### PROVIDED TEXT:
************
# Facebook Update



## Nikki195 (Sep 15, 2010)

well as you have seen my previous post regarding my husband and this woman.. things have gone well until yesterday.. I was sitting in the living room watching tv while my husband was prattin about on facebook and he turns to me and says "would it bother you if i started talking to(we'll call her katy) Katy?" and i said "itd be ok just aslong as you dont try hiding any convos and just be open with me". so then he ends up saying " oh so basically i have to ask permission to talk to her and you dont trust me?" "forget it i dont give a **** what you say or think i'm still gonna do it anyway"... so i just turned around and said "what ever". i guess maybe its a sign he's done with me and just isnt bothered what i think anymore. bare in mind he never slept with this woman..he was just head over heels inlove with her..she was the first woman he ever loved..she did try and proposition him once years and years ago but he turned her down because he wanted more than sex with her so i dont know what to think..any advice on how to take this?
************
### WORKING DATA:
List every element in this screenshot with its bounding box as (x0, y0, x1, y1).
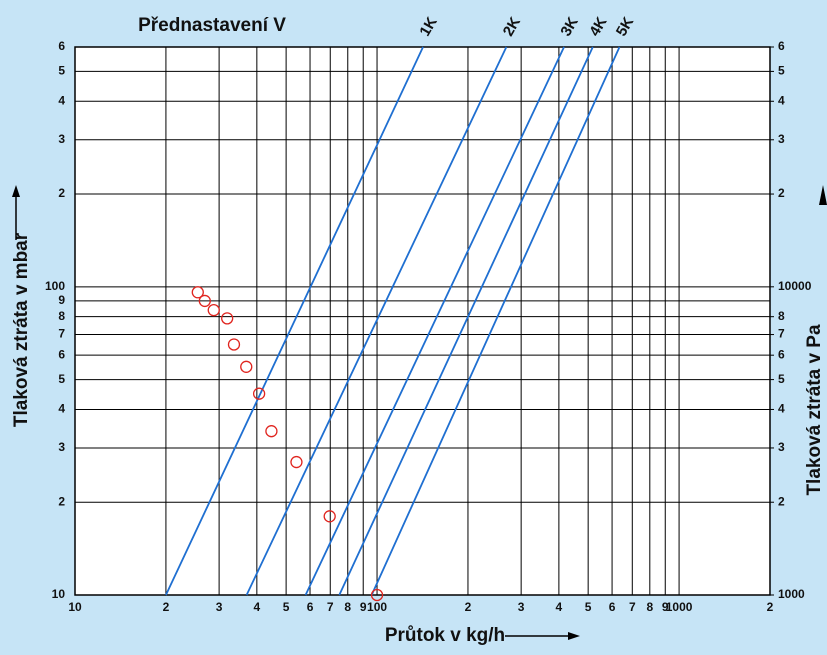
y-tick-label: 7 (58, 327, 65, 341)
y2-axis-label: Tlaková ztráta v Pa (804, 324, 825, 496)
x-tick-label: 9 (662, 600, 669, 614)
chart-title: Přednastavení V (138, 15, 286, 36)
y2-tick-label: 3 (778, 132, 785, 146)
y-tick-label: 4 (58, 402, 65, 416)
marker (198, 294, 211, 308)
marker (370, 588, 384, 602)
x-tick-label: 2 (465, 600, 472, 614)
x-tick-label: 1000 (666, 600, 693, 614)
x-tick-label: 3 (518, 600, 525, 614)
y-tick-label: 100 (45, 279, 65, 293)
x-tick-label: 4 (556, 600, 563, 614)
x-tick-label: 4 (254, 600, 261, 614)
y-tick-label: 3 (58, 132, 65, 146)
y2-tick-label: 7 (778, 327, 785, 341)
y-tick-label: 9 (58, 293, 65, 307)
y-tick-label: 10 (52, 587, 66, 601)
x-tick-label: 8 (646, 600, 653, 614)
marker (191, 286, 204, 299)
y2-tick-label: 2 (778, 494, 785, 508)
y-tick-label: 3 (58, 440, 65, 454)
marker (323, 510, 336, 523)
marker (240, 360, 253, 373)
marker (207, 304, 220, 317)
x-tick-label: 6 (307, 600, 314, 614)
y-tick-label: 6 (58, 39, 65, 53)
series-line (245, 46, 508, 596)
arrows (12, 185, 827, 640)
marker (221, 312, 234, 325)
x-tick-label: 7 (629, 600, 636, 614)
y-tick-label: 2 (58, 494, 65, 508)
x-tick-label: 7 (327, 600, 334, 614)
plot-area (74, 46, 771, 596)
marker (265, 425, 278, 438)
series-line (338, 46, 594, 596)
y-axis-label: Tlaková ztráta v mbar (11, 232, 32, 427)
y2-tick-label: 4 (778, 402, 785, 416)
x-tick-label: 6 (609, 600, 616, 614)
x-tick-label: 2 (163, 600, 170, 614)
x-tick-label: 5 (283, 600, 290, 614)
y2-tick-label: 8 (778, 309, 785, 323)
x-axis-label: Průtok v kg/h (385, 625, 505, 646)
y2-tick-label: 5 (778, 372, 785, 386)
y2-tick-label: 6 (778, 39, 785, 53)
x-tick-label: 8 (344, 600, 351, 614)
x-tick-label: 2 (767, 600, 774, 614)
y-tick-label: 4 (58, 93, 65, 107)
y-tick-label: 6 (58, 347, 65, 361)
y-tick-label: 2 (58, 186, 65, 200)
series-line (165, 46, 424, 596)
y2-tick-label: 1000 (778, 587, 805, 601)
y2-tick-label: 4 (778, 93, 785, 107)
x-tick-label: 100 (367, 600, 387, 614)
y2-tick-label: 2 (778, 186, 785, 200)
series-line (304, 46, 565, 596)
y2-tick-label: 3 (778, 440, 785, 454)
y-tick-label: 8 (58, 309, 65, 323)
x-tick-label: 3 (216, 600, 223, 614)
y2-tick-label: 6 (778, 347, 785, 361)
x-tick-label: 9 (360, 600, 367, 614)
series-line (370, 46, 621, 596)
y2-tick-label: 5 (778, 64, 785, 78)
y2-tick-label: 10000 (778, 279, 812, 293)
marker (290, 455, 303, 469)
x-tick-label: 10 (68, 600, 82, 614)
x-tick-label: 5 (585, 600, 592, 614)
marker (227, 338, 241, 351)
y-tick-label: 5 (58, 372, 65, 386)
marker (252, 387, 266, 400)
y-tick-label: 5 (58, 64, 65, 78)
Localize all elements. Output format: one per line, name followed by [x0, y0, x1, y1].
************
### DIRECTION 1:
Pull out each line of the listing that contains the string "Tlaková".
### DIRECTION 2:
Carry on the forum post about Facebook from its last sentence.
The listing and the forum post about Facebook come from separate sources.

### TASK RESPONSE 1:
y2-axis-label: Tlaková ztráta v Pa (804, 324, 825, 496)
y-axis-label: Tlaková ztráta v mbar (11, 232, 32, 427)

### TASK RESPONSE 2:
----------



## Numb-badger (May 18, 2011)

What do YOU want to do?


----------



## Nikki195 (Sep 15, 2010)

I want things back to the way they were but i can see thats not gonna happen now..i guess what ever happens happens..i'm just gonna have to accept that..its gonna b a waiting game for me now to see if his old feelings stir


----------



## AFEH (May 18, 2010)

I reckon your H does not love you and does not respect you.


----------



## Nikki195 (Sep 15, 2010)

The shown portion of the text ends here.